WHAT YOU HAVE TO DO
Images should be left out, and everything else in the listing reproduced exactly.

DATASET RECORDS
######
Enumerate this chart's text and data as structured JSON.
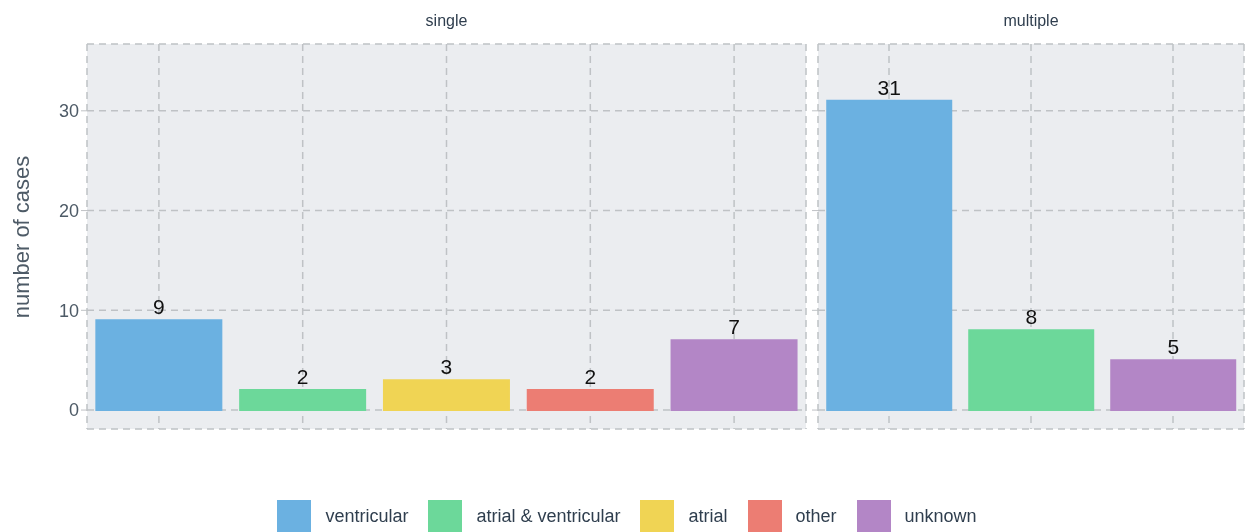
{
  "chart_data": [
    {
      "type": "bar",
      "title": "single",
      "ylabel": "number of cases",
      "categories": [
        null,
        null,
        null,
        null,
        null
      ],
      "stacked": true,
      "data_labels": true,
      "grid": true,
      "legend": "bottom",
      "ylim": [
        -1.9,
        36.7
      ],
      "yticks": [
        0,
        10,
        20,
        30
      ],
      "tick_labels": "y",
      "series": [
        {
          "name": "ventricular",
          "color": "#6bb1e1",
          "values": [
            9,
            null,
            null,
            null,
            null
          ]
        },
        {
          "name": "atrial & ventricular",
          "color": "#6cd89a",
          "values": [
            null,
            2,
            null,
            null,
            null
          ]
        },
        {
          "name": "atrial",
          "color": "#f0d454",
          "values": [
            null,
            null,
            3,
            null,
            null
          ]
        },
        {
          "name": "other",
          "color": "#ec7d73",
          "values": [
            null,
            null,
            null,
            2,
            null
          ]
        },
        {
          "name": "unknown",
          "color": "#b386c6",
          "values": [
            null,
            null,
            null,
            null,
            7
          ]
        }
      ]
    },
    {
      "type": "bar",
      "title": "multiple",
      "categories": [
        null,
        null,
        null
      ],
      "stacked": true,
      "data_labels": true,
      "grid": true,
      "ylim": [
        -1.9,
        36.7
      ],
      "yticks": [
        0,
        10,
        20,
        30
      ],
      "tick_labels": false,
      "series": [
        {
          "color": "#6bb1e1",
          "values": [
            31,
            null,
            null
          ]
        },
        {
          "color": "#6cd89a",
          "values": [
            null,
            8,
            null
          ]
        },
        {
          "color": "#b386c6",
          "values": [
            null,
            null,
            5
          ]
        }
      ]
    }
  ]
}
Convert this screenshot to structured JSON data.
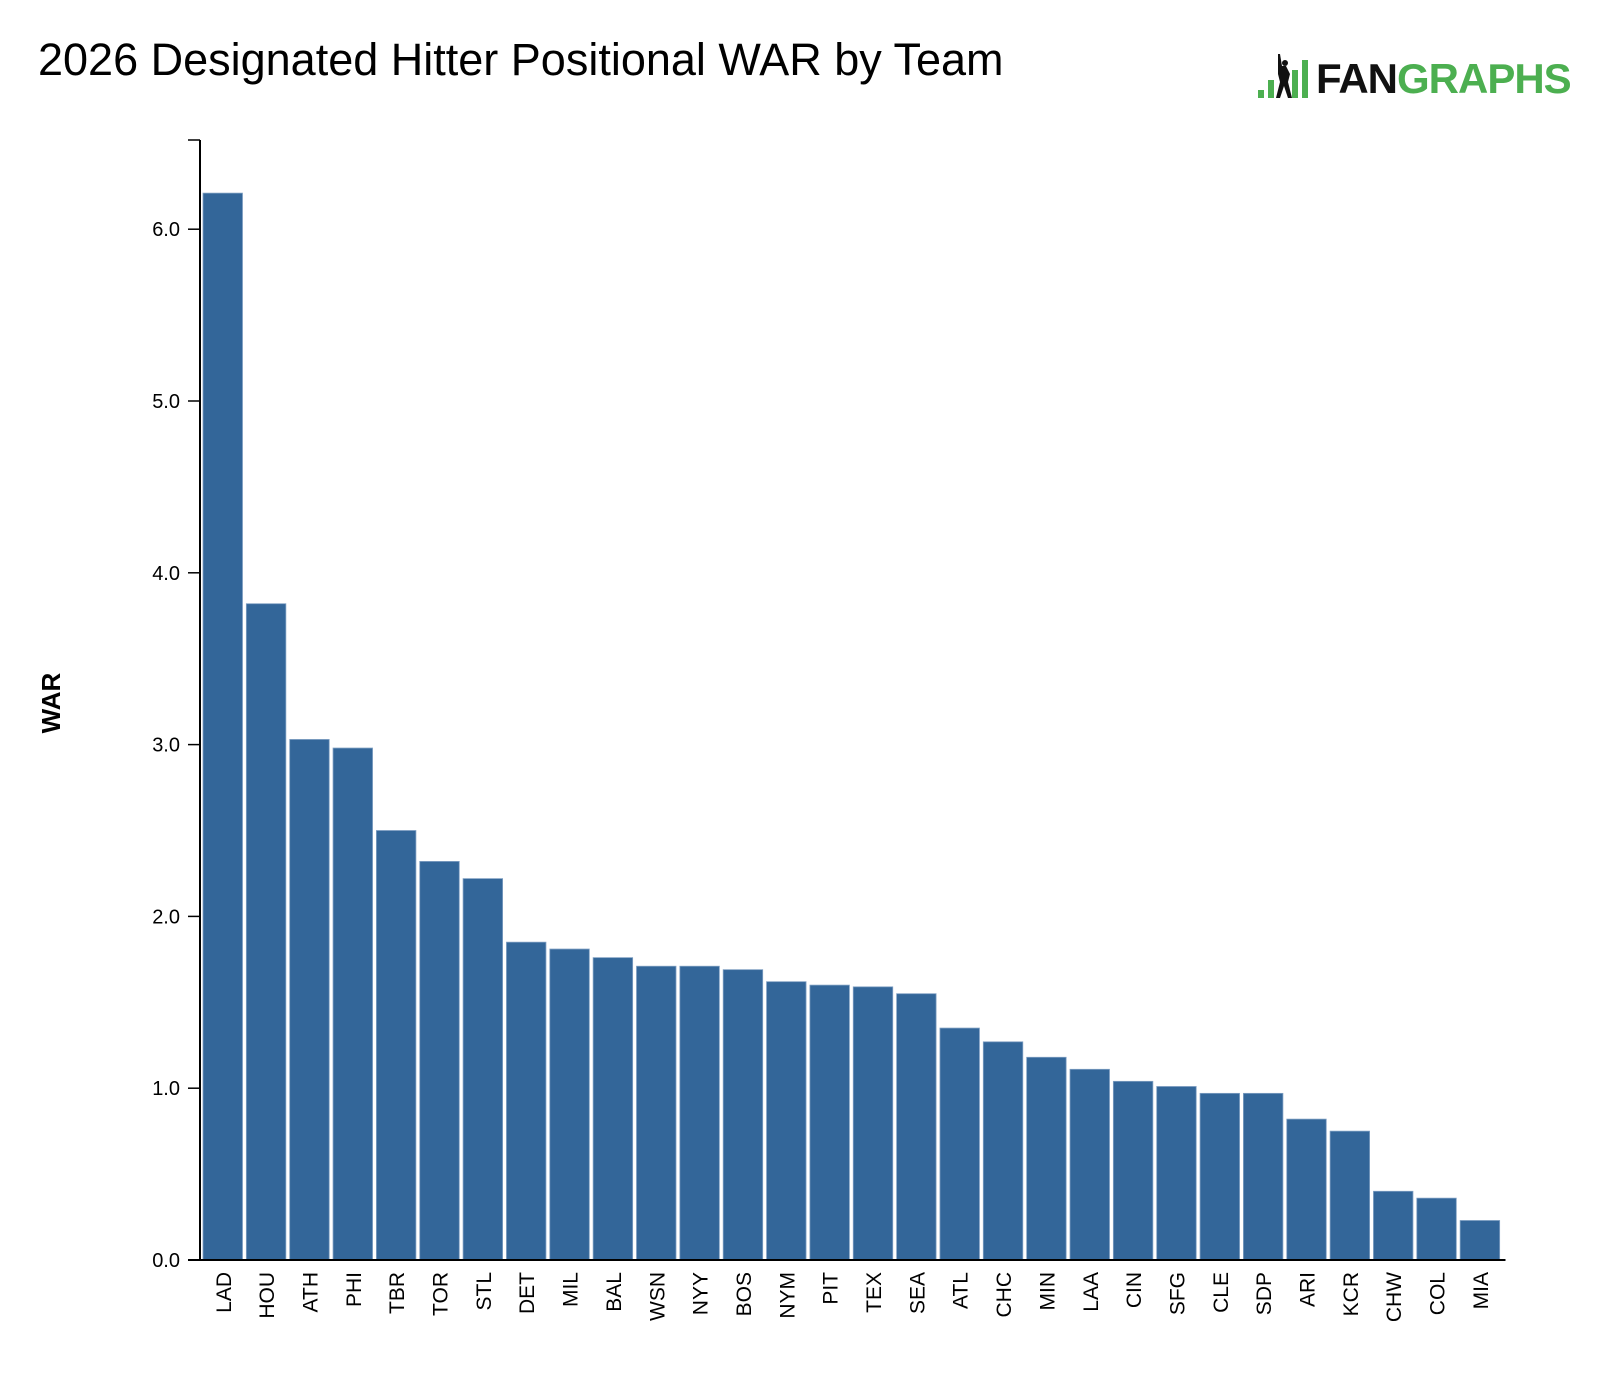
{
  "chart_data": {
    "type": "bar",
    "title": "2026 Designated Hitter Positional WAR by Team",
    "xlabel": "",
    "ylabel": "WAR",
    "ylim": [
      0,
      6.5
    ],
    "yticks": [
      "0.0",
      "1.0",
      "2.0",
      "3.0",
      "4.0",
      "5.0",
      "6.0"
    ],
    "grid": false,
    "categories": [
      "LAD",
      "HOU",
      "ATH",
      "PHI",
      "TBR",
      "TOR",
      "STL",
      "DET",
      "MIL",
      "BAL",
      "WSN",
      "NYY",
      "BOS",
      "NYM",
      "PIT",
      "TEX",
      "SEA",
      "ATL",
      "CHC",
      "MIN",
      "LAA",
      "CIN",
      "SFG",
      "CLE",
      "SDP",
      "ARI",
      "KCR",
      "CHW",
      "COL",
      "MIA"
    ],
    "values": [
      6.21,
      3.82,
      3.03,
      2.98,
      2.5,
      2.32,
      2.22,
      1.85,
      1.81,
      1.76,
      1.71,
      1.71,
      1.69,
      1.62,
      1.6,
      1.59,
      1.55,
      1.35,
      1.27,
      1.18,
      1.11,
      1.04,
      1.01,
      0.97,
      0.97,
      0.82,
      0.75,
      0.4,
      0.36,
      0.23
    ],
    "bar_color": "#336699"
  },
  "logo": {
    "text_fan": "FAN",
    "text_graphs": "GRAPHS",
    "green": "#4caf50"
  }
}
######
EXERCISE ANSWER
Enumerate this chart's text and data as structured JSON.
{
  "chart_data": [
    {
      "type": "bar",
      "title": "single",
      "ylabel": "number of cases",
      "categories": [
        null,
        null,
        null,
        null,
        null
      ],
      "stacked": true,
      "data_labels": true,
      "grid": true,
      "legend": "bottom",
      "ylim": [
        -1.9,
        36.7
      ],
      "yticks": [
        0,
        10,
        20,
        30
      ],
      "tick_labels": "y",
      "series": [
        {
          "name": "ventricular",
          "color": "#6bb1e1",
          "values": [
            9,
            null,
            null,
            null,
            null
          ]
        },
        {
          "name": "atrial & ventricular",
          "color": "#6cd89a",
          "values": [
            null,
            2,
            null,
            null,
            null
          ]
        },
        {
          "name": "atrial",
          "color": "#f0d454",
          "values": [
            null,
            null,
            3,
            null,
            null
          ]
        },
        {
          "name": "other",
          "color": "#ec7d73",
          "values": [
            null,
            null,
            null,
            2,
            null
          ]
        },
        {
          "name": "unknown",
          "color": "#b386c6",
          "values": [
            null,
            null,
            null,
            null,
            7
          ]
        }
      ]
    },
    {
      "type": "bar",
      "title": "multiple",
      "categories": [
        null,
        null,
        null
      ],
      "stacked": true,
      "data_labels": true,
      "grid": true,
      "ylim": [
        -1.9,
        36.7
      ],
      "yticks": [
        0,
        10,
        20,
        30
      ],
      "tick_labels": false,
      "series": [
        {
          "color": "#6bb1e1",
          "values": [
            31,
            null,
            null
          ]
        },
        {
          "color": "#6cd89a",
          "values": [
            null,
            8,
            null
          ]
        },
        {
          "color": "#b386c6",
          "values": [
            null,
            null,
            5
          ]
        }
      ]
    }
  ]
}
Convert this screenshot to structured JSON data.
{
  "chart_data": {
    "type": "bar",
    "title": "2026 Designated Hitter Positional WAR by Team",
    "xlabel": "",
    "ylabel": "WAR",
    "ylim": [
      0,
      6.5
    ],
    "yticks": [
      "0.0",
      "1.0",
      "2.0",
      "3.0",
      "4.0",
      "5.0",
      "6.0"
    ],
    "grid": false,
    "categories": [
      "LAD",
      "HOU",
      "ATH",
      "PHI",
      "TBR",
      "TOR",
      "STL",
      "DET",
      "MIL",
      "BAL",
      "WSN",
      "NYY",
      "BOS",
      "NYM",
      "PIT",
      "TEX",
      "SEA",
      "ATL",
      "CHC",
      "MIN",
      "LAA",
      "CIN",
      "SFG",
      "CLE",
      "SDP",
      "ARI",
      "KCR",
      "CHW",
      "COL",
      "MIA"
    ],
    "values": [
      6.21,
      3.82,
      3.03,
      2.98,
      2.5,
      2.32,
      2.22,
      1.85,
      1.81,
      1.76,
      1.71,
      1.71,
      1.69,
      1.62,
      1.6,
      1.59,
      1.55,
      1.35,
      1.27,
      1.18,
      1.11,
      1.04,
      1.01,
      0.97,
      0.97,
      0.82,
      0.75,
      0.4,
      0.36,
      0.23
    ],
    "bar_color": "#336699"
  },
  "logo": {
    "text_fan": "FAN",
    "text_graphs": "GRAPHS",
    "green": "#4caf50"
  }
}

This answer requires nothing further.